(GIVEN TASK): Without altering anything, output the material below.

(LISTED ENTRIES):
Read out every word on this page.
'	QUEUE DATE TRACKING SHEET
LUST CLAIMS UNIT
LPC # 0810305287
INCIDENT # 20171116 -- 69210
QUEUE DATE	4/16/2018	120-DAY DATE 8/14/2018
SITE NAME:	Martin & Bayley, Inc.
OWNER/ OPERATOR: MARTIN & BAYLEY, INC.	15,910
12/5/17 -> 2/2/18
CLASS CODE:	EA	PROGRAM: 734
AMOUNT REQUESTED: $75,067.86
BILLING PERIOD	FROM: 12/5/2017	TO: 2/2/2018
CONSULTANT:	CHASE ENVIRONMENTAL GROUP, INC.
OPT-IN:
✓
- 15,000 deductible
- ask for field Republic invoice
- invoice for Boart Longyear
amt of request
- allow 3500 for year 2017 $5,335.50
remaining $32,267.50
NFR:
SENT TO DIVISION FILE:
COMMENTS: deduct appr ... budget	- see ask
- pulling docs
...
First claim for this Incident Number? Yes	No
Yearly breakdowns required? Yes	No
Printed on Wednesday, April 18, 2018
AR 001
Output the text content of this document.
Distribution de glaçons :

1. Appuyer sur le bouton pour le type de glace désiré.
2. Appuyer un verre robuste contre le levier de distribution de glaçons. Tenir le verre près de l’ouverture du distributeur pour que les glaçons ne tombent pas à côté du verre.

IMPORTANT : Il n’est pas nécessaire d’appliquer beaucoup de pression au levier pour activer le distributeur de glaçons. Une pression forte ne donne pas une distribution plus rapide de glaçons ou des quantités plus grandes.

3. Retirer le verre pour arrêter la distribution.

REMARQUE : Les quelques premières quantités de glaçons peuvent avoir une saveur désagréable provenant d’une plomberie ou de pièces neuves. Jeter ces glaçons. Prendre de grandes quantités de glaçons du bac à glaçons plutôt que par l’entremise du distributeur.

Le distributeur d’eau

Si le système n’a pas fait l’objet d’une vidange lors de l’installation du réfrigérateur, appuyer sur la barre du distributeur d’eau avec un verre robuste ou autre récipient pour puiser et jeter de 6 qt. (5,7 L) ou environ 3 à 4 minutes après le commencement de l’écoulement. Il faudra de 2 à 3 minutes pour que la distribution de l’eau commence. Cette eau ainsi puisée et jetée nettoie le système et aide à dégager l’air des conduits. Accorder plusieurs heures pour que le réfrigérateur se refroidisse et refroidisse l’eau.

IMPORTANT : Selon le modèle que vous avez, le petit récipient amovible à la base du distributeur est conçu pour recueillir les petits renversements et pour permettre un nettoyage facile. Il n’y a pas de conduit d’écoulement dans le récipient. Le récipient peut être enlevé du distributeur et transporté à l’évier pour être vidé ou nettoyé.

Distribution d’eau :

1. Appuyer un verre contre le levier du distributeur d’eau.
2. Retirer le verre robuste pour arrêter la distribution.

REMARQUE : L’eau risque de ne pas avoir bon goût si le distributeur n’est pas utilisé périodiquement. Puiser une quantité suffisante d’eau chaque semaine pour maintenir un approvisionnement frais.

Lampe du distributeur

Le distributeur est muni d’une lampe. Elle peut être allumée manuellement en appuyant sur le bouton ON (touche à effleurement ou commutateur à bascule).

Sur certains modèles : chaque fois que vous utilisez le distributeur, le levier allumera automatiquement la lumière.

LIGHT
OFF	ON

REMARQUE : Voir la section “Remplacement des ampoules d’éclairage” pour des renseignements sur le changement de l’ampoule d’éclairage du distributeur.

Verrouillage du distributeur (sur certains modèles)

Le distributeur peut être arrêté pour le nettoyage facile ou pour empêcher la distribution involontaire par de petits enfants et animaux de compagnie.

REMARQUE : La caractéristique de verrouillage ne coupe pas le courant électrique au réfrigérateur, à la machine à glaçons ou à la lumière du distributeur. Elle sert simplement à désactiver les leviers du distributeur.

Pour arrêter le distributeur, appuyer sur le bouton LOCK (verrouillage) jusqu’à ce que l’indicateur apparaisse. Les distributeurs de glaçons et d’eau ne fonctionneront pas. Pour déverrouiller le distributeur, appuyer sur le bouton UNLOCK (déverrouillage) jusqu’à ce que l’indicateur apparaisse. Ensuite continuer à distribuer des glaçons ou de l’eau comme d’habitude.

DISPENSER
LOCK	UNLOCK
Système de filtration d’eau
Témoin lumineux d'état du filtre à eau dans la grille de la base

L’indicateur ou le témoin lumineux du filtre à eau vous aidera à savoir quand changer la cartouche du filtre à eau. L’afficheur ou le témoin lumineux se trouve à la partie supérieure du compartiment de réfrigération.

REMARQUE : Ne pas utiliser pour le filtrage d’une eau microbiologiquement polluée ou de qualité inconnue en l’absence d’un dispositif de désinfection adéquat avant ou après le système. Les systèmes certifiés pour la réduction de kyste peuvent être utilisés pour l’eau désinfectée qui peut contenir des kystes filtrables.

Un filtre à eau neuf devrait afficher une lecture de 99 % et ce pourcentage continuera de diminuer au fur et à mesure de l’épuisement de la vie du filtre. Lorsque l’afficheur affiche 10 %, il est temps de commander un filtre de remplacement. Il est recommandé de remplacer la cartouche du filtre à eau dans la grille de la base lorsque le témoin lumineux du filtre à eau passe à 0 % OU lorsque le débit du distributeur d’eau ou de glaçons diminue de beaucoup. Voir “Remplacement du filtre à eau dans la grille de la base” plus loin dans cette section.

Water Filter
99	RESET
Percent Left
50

(EXERCISE RESULT):
Read out every word on this page.
'	QUEUE DATE TRACKING SHEET
LUST CLAIMS UNIT
LPC # 0810305287
INCIDENT # 20171116 -- 69210
QUEUE DATE	4/16/2018	120-DAY DATE 8/14/2018
SITE NAME:	Martin & Bayley, Inc.
OWNER/ OPERATOR: MARTIN & BAYLEY, INC.	15,910
12/5/17 -> 2/2/18
CLASS CODE:	EA	PROGRAM: 734
AMOUNT REQUESTED: $75,067.86
BILLING PERIOD	FROM: 12/5/2017	TO: 2/2/2018
CONSULTANT:	CHASE ENVIRONMENTAL GROUP, INC.
OPT-IN:
✓
- 15,000 deductible
- ask for field Republic invoice
- invoice for Boart Longyear
amt of request
- allow 3500 for year 2017 $5,335.50
remaining $32,267.50
NFR:
SENT TO DIVISION FILE:
COMMENTS: deduct appr ... budget	- see ask
- pulling docs
...
First claim for this Incident Number? Yes	No
Yearly breakdowns required? Yes	No
Printed on Wednesday, April 18, 2018
AR 001
Output the text content of this document.
Distribution de glaçons :

1. Appuyer sur le bouton pour le type de glace désiré.
2. Appuyer un verre robuste contre le levier de distribution de glaçons. Tenir le verre près de l’ouverture du distributeur pour que les glaçons ne tombent pas à côté du verre.

IMPORTANT : Il n’est pas nécessaire d’appliquer beaucoup de pression au levier pour activer le distributeur de glaçons. Une pression forte ne donne pas une distribution plus rapide de glaçons ou des quantités plus grandes.

3. Retirer le verre pour arrêter la distribution.

REMARQUE : Les quelques premières quantités de glaçons peuvent avoir une saveur désagréable provenant d’une plomberie ou de pièces neuves. Jeter ces glaçons. Prendre de grandes quantités de glaçons du bac à glaçons plutôt que par l’entremise du distributeur.

Le distributeur d’eau

Si le système n’a pas fait l’objet d’une vidange lors de l’installation du réfrigérateur, appuyer sur la barre du distributeur d’eau avec un verre robuste ou autre récipient pour puiser et jeter de 6 qt. (5,7 L) ou environ 3 à 4 minutes après le commencement de l’écoulement. Il faudra de 2 à 3 minutes pour que la distribution de l’eau commence. Cette eau ainsi puisée et jetée nettoie le système et aide à dégager l’air des conduits. Accorder plusieurs heures pour que le réfrigérateur se refroidisse et refroidisse l’eau.

IMPORTANT : Selon le modèle que vous avez, le petit récipient amovible à la base du distributeur est conçu pour recueillir les petits renversements et pour permettre un nettoyage facile. Il n’y a pas de conduit d’écoulement dans le récipient. Le récipient peut être enlevé du distributeur et transporté à l’évier pour être vidé ou nettoyé.

Distribution d’eau :

1. Appuyer un verre contre le levier du distributeur d’eau.
2. Retirer le verre robuste pour arrêter la distribution.

REMARQUE : L’eau risque de ne pas avoir bon goût si le distributeur n’est pas utilisé périodiquement. Puiser une quantité suffisante d’eau chaque semaine pour maintenir un approvisionnement frais.

Lampe du distributeur

Le distributeur est muni d’une lampe. Elle peut être allumée manuellement en appuyant sur le bouton ON (touche à effleurement ou commutateur à bascule).

Sur certains modèles : chaque fois que vous utilisez le distributeur, le levier allumera automatiquement la lumière.

LIGHT
OFF	ON

REMARQUE : Voir la section “Remplacement des ampoules d’éclairage” pour des renseignements sur le changement de l’ampoule d’éclairage du distributeur.

Verrouillage du distributeur (sur certains modèles)

Le distributeur peut être arrêté pour le nettoyage facile ou pour empêcher la distribution involontaire par de petits enfants et animaux de compagnie.

REMARQUE : La caractéristique de verrouillage ne coupe pas le courant électrique au réfrigérateur, à la machine à glaçons ou à la lumière du distributeur. Elle sert simplement à désactiver les leviers du distributeur.

Pour arrêter le distributeur, appuyer sur le bouton LOCK (verrouillage) jusqu’à ce que l’indicateur apparaisse. Les distributeurs de glaçons et d’eau ne fonctionneront pas. Pour déverrouiller le distributeur, appuyer sur le bouton UNLOCK (déverrouillage) jusqu’à ce que l’indicateur apparaisse. Ensuite continuer à distribuer des glaçons ou de l’eau comme d’habitude.

DISPENSER
LOCK	UNLOCK
Système de filtration d’eau
Témoin lumineux d'état du filtre à eau dans la grille de la base

L’indicateur ou le témoin lumineux du filtre à eau vous aidera à savoir quand changer la cartouche du filtre à eau. L’afficheur ou le témoin lumineux se trouve à la partie supérieure du compartiment de réfrigération.

REMARQUE : Ne pas utiliser pour le filtrage d’une eau microbiologiquement polluée ou de qualité inconnue en l’absence d’un dispositif de désinfection adéquat avant ou après le système. Les systèmes certifiés pour la réduction de kyste peuvent être utilisés pour l’eau désinfectée qui peut contenir des kystes filtrables.

Un filtre à eau neuf devrait afficher une lecture de 99 % et ce pourcentage continuera de diminuer au fur et à mesure de l’épuisement de la vie du filtre. Lorsque l’afficheur affiche 10 %, il est temps de commander un filtre de remplacement. Il est recommandé de remplacer la cartouche du filtre à eau dans la grille de la base lorsque le témoin lumineux du filtre à eau passe à 0 % OU lorsque le débit du distributeur d’eau ou de glaçons diminue de beaucoup. Voir “Remplacement du filtre à eau dans la grille de la base” plus loin dans cette section.

Water Filter
99	RESET
Percent Left
50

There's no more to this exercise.